■ **Records to process**
* BEGIN *

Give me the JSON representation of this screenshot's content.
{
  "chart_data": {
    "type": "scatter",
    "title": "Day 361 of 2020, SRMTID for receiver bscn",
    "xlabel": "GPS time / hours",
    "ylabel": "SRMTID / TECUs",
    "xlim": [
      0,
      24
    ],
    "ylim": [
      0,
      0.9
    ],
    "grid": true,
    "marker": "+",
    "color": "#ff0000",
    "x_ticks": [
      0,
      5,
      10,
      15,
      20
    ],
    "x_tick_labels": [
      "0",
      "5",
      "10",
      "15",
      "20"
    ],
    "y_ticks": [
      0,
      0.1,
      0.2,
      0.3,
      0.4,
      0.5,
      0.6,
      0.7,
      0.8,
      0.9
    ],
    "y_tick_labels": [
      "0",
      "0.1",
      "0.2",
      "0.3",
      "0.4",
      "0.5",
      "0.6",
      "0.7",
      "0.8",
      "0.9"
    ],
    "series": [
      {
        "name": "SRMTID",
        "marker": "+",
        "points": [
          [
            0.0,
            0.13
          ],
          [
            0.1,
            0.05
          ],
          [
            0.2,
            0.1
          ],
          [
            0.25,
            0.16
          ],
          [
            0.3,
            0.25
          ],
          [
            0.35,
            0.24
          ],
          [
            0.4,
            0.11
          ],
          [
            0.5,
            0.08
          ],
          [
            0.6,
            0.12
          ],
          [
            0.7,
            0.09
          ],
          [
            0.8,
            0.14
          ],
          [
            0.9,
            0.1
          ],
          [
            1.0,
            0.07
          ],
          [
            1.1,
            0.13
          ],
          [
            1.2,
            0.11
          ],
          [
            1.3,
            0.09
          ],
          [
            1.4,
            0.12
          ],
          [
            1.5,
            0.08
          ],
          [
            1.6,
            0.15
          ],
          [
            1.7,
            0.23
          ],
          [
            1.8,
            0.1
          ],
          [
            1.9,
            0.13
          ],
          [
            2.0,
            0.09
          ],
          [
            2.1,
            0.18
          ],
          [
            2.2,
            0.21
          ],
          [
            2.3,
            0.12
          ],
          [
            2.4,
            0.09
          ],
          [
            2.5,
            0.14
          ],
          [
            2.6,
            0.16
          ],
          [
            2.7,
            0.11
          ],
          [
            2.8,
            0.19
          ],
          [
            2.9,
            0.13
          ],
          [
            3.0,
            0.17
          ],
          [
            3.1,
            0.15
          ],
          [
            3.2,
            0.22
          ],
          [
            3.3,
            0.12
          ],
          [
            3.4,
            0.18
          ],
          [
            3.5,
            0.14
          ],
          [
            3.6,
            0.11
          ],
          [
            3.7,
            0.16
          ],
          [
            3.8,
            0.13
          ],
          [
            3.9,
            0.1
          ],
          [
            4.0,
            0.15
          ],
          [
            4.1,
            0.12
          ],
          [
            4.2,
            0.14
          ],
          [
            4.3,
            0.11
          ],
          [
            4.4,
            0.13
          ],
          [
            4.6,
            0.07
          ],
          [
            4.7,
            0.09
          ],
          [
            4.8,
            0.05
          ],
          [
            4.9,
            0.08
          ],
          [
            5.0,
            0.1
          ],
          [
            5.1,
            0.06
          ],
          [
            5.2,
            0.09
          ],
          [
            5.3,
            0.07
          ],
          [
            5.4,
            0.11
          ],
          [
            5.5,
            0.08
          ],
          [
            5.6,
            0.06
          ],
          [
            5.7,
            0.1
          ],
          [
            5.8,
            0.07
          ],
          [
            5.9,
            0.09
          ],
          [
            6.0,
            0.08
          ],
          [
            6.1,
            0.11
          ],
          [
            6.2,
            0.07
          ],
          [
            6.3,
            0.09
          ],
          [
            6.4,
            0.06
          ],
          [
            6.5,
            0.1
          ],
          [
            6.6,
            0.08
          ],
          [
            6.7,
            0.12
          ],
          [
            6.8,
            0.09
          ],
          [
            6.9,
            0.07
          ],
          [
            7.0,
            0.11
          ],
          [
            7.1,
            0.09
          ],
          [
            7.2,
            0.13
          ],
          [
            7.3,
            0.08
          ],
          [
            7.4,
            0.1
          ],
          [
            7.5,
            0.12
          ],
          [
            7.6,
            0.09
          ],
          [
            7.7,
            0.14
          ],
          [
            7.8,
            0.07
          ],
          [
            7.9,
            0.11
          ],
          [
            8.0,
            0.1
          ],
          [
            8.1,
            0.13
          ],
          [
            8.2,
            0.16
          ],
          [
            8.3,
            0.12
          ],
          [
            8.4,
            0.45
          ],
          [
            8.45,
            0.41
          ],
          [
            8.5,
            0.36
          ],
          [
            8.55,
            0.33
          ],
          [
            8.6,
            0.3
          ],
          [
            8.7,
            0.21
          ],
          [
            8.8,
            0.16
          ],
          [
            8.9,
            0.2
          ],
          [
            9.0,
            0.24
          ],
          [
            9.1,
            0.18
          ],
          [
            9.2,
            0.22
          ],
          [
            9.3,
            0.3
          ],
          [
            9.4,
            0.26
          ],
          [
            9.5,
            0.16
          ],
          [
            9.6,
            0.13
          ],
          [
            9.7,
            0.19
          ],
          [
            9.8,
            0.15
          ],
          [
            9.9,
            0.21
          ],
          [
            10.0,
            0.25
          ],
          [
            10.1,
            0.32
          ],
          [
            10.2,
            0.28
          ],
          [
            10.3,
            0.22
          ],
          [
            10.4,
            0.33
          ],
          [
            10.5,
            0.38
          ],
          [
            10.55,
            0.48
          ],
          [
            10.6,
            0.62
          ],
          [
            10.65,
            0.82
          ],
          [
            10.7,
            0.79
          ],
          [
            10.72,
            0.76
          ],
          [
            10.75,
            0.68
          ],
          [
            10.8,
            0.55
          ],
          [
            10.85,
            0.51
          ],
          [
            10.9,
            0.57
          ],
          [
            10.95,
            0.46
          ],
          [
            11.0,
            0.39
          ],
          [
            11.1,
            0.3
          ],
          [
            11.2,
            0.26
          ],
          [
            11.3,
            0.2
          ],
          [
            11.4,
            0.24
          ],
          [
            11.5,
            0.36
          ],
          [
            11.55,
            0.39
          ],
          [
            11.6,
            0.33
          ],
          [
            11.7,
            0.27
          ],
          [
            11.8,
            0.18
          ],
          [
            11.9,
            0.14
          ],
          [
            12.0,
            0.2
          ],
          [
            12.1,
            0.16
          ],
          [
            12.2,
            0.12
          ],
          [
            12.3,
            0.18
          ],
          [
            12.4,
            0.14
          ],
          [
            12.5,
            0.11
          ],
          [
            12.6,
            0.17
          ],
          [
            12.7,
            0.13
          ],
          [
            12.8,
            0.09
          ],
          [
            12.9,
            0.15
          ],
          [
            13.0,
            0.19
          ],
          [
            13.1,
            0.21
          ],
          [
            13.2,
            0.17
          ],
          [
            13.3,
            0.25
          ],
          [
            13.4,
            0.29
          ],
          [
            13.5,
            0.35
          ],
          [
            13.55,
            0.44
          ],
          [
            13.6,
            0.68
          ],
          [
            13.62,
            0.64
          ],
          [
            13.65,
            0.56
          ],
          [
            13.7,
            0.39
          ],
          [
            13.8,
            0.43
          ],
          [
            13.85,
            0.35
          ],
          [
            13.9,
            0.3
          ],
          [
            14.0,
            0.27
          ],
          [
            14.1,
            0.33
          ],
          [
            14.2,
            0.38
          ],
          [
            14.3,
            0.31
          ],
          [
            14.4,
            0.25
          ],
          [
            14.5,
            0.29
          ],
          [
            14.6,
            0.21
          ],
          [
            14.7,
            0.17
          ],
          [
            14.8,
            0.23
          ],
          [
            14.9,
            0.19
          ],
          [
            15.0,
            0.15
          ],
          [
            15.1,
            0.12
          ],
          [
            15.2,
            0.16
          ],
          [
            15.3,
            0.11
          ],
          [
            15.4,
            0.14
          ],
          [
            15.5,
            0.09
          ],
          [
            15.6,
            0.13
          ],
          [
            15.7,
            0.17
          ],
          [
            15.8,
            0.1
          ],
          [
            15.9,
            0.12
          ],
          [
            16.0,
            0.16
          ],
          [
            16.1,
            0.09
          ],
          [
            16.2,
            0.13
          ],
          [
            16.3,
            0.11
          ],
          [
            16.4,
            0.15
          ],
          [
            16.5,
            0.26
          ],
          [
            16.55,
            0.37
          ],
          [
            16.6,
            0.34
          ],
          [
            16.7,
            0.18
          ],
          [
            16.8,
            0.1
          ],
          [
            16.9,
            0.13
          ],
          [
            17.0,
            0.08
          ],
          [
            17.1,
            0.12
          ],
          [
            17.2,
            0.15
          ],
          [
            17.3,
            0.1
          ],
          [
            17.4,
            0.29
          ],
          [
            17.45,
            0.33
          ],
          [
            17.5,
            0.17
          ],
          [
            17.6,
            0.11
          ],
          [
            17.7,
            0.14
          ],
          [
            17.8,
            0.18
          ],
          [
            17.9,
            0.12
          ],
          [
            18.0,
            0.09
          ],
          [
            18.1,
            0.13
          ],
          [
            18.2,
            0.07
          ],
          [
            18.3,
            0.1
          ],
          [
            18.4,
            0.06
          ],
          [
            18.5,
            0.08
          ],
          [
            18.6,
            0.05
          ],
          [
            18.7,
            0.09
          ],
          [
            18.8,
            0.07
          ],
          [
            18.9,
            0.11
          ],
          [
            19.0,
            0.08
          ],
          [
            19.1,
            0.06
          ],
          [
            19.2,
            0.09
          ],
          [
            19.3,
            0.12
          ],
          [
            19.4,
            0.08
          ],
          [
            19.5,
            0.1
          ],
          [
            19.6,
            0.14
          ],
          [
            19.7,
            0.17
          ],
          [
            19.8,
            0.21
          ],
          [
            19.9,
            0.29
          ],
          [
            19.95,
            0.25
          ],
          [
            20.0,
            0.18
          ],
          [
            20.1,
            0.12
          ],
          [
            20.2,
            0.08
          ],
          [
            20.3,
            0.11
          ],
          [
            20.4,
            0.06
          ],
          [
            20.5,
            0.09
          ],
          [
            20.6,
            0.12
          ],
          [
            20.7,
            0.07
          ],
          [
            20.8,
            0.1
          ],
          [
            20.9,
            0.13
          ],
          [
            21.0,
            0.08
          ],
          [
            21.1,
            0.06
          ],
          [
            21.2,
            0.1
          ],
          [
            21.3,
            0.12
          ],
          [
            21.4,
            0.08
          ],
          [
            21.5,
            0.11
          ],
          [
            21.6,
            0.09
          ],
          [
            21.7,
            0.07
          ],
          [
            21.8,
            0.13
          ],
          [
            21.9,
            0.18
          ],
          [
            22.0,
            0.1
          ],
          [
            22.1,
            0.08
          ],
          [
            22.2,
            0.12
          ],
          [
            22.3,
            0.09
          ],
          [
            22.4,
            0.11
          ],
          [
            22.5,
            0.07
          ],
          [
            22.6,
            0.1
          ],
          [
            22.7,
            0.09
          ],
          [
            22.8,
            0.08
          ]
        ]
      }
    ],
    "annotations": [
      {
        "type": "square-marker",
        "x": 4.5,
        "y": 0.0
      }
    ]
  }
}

* END *

■ **Aim of the task**
Indicate how many lines of the material include the word "SRMTID"; the number alone is required.

■ **Result of this task**
3